= DESCRIPTION OF THE TASK =
Will you extract the entries word for word? Images should not appear in the copy.

= SUPPLIED INFORMATION =

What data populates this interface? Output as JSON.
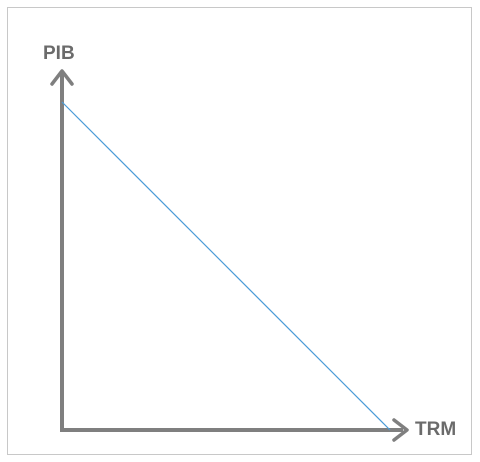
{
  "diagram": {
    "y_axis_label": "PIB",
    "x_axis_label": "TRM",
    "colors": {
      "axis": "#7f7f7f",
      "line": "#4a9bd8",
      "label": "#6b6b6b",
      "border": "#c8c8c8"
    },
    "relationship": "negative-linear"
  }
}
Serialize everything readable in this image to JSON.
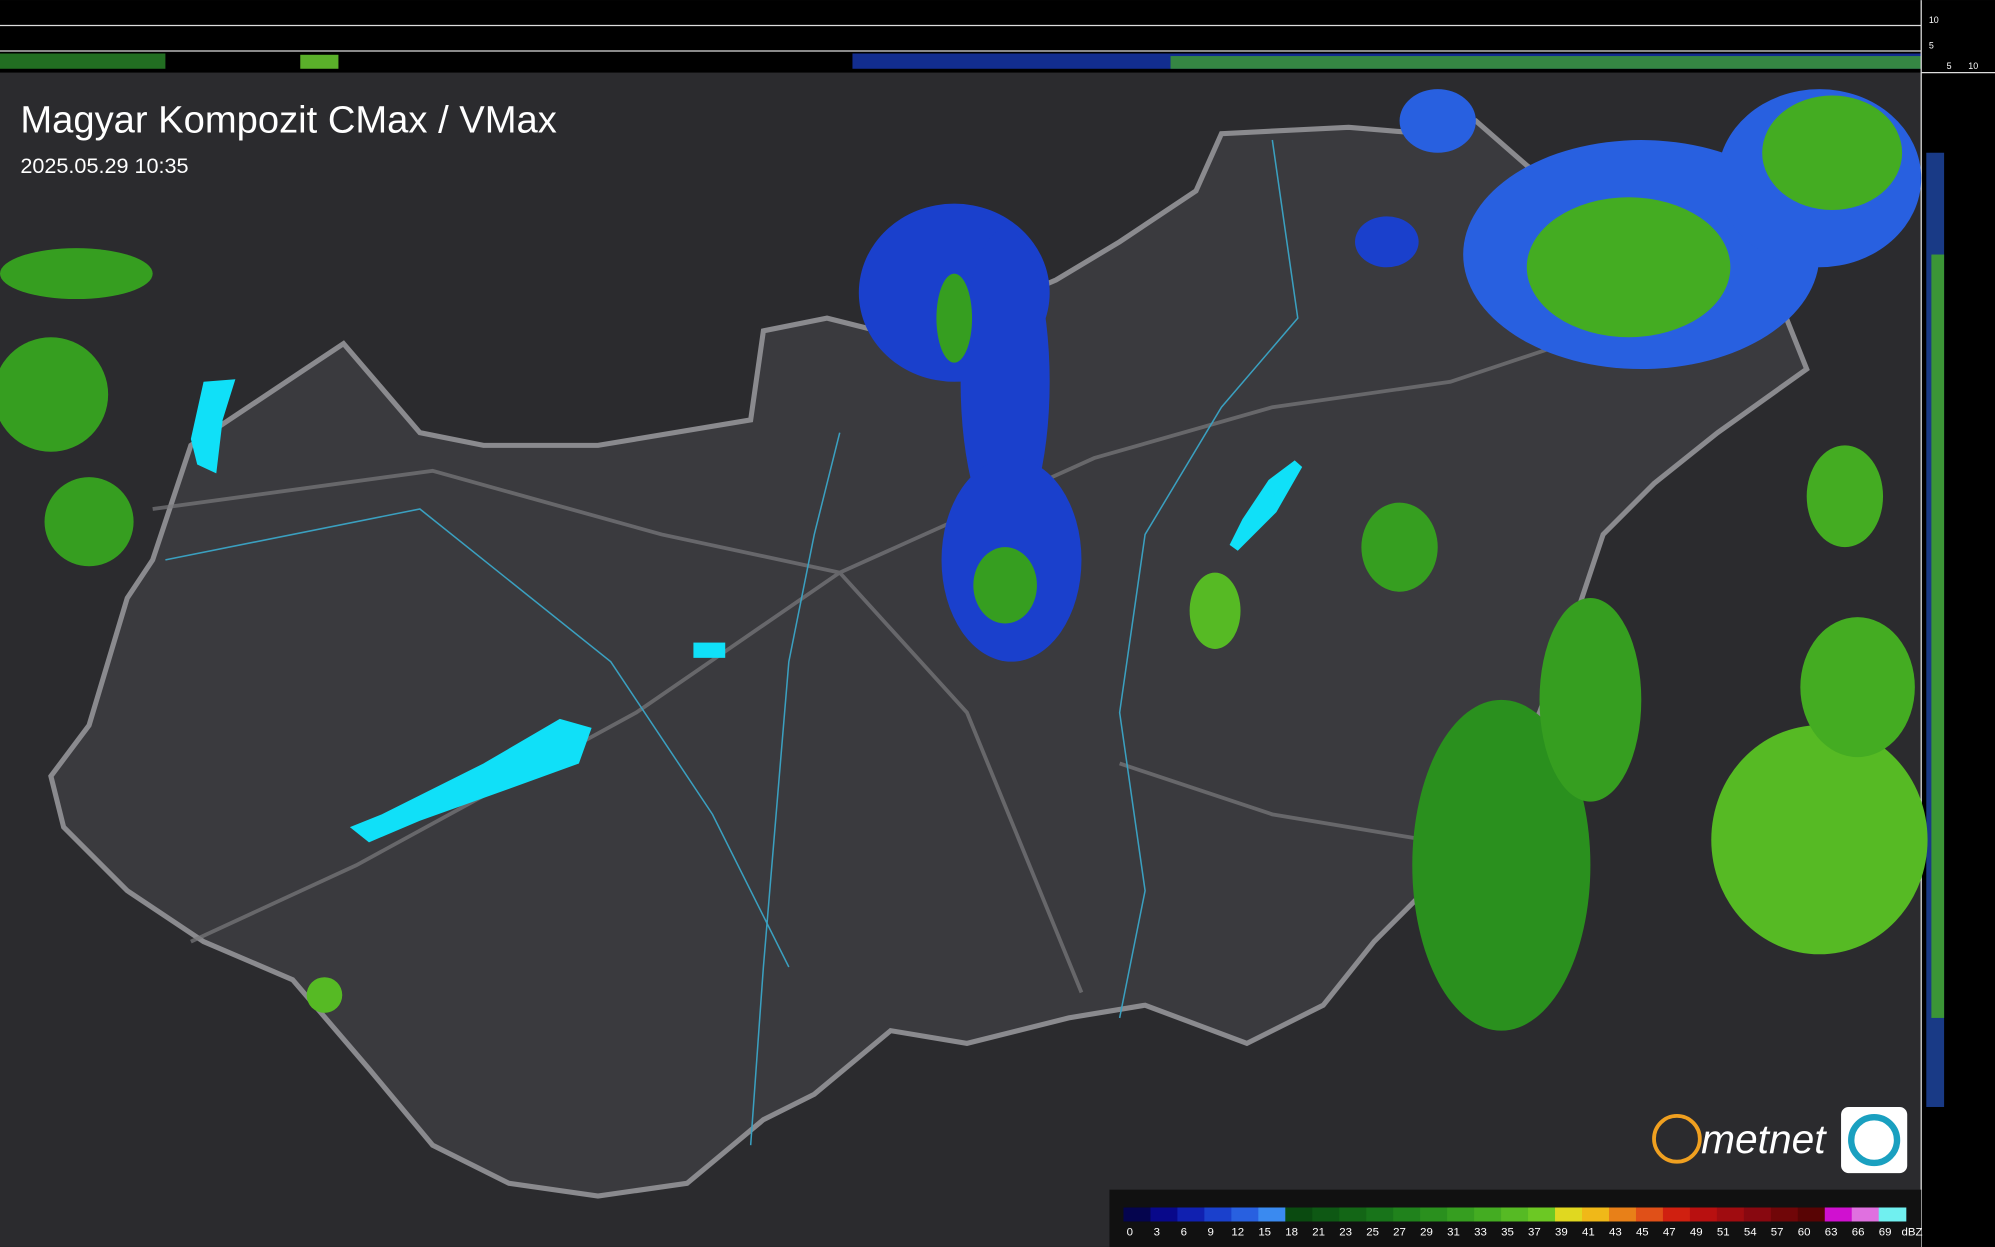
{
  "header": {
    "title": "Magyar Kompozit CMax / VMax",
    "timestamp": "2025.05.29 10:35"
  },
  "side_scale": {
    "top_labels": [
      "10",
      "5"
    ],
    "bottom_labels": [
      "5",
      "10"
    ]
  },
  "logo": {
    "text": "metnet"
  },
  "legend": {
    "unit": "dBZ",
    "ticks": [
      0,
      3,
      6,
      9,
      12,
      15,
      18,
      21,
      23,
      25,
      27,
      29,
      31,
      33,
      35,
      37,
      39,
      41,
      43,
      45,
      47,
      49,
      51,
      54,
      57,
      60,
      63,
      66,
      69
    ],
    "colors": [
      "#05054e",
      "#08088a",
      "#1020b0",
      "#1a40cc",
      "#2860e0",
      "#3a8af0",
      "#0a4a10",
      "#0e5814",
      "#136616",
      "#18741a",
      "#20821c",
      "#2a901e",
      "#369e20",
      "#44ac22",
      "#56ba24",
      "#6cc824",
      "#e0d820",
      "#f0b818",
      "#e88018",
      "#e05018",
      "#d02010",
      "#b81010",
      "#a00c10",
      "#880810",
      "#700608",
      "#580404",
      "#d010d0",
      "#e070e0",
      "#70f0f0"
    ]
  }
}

= ANSWER TO THIS EXERCISE =
What data populates this interface? Output as JSON.
{
  "diagram": {
    "y_axis_label": "PIB",
    "x_axis_label": "TRM",
    "colors": {
      "axis": "#7f7f7f",
      "line": "#4a9bd8",
      "label": "#6b6b6b",
      "border": "#c8c8c8"
    },
    "relationship": "negative-linear"
  }
}
Serialize everything readable in this image to JSON.
{
  "header": {
    "title": "Magyar Kompozit CMax / VMax",
    "timestamp": "2025.05.29 10:35"
  },
  "side_scale": {
    "top_labels": [
      "10",
      "5"
    ],
    "bottom_labels": [
      "5",
      "10"
    ]
  },
  "logo": {
    "text": "metnet"
  },
  "legend": {
    "unit": "dBZ",
    "ticks": [
      0,
      3,
      6,
      9,
      12,
      15,
      18,
      21,
      23,
      25,
      27,
      29,
      31,
      33,
      35,
      37,
      39,
      41,
      43,
      45,
      47,
      49,
      51,
      54,
      57,
      60,
      63,
      66,
      69
    ],
    "colors": [
      "#05054e",
      "#08088a",
      "#1020b0",
      "#1a40cc",
      "#2860e0",
      "#3a8af0",
      "#0a4a10",
      "#0e5814",
      "#136616",
      "#18741a",
      "#20821c",
      "#2a901e",
      "#369e20",
      "#44ac22",
      "#56ba24",
      "#6cc824",
      "#e0d820",
      "#f0b818",
      "#e88018",
      "#e05018",
      "#d02010",
      "#b81010",
      "#a00c10",
      "#880810",
      "#700608",
      "#580404",
      "#d010d0",
      "#e070e0",
      "#70f0f0"
    ]
  }
}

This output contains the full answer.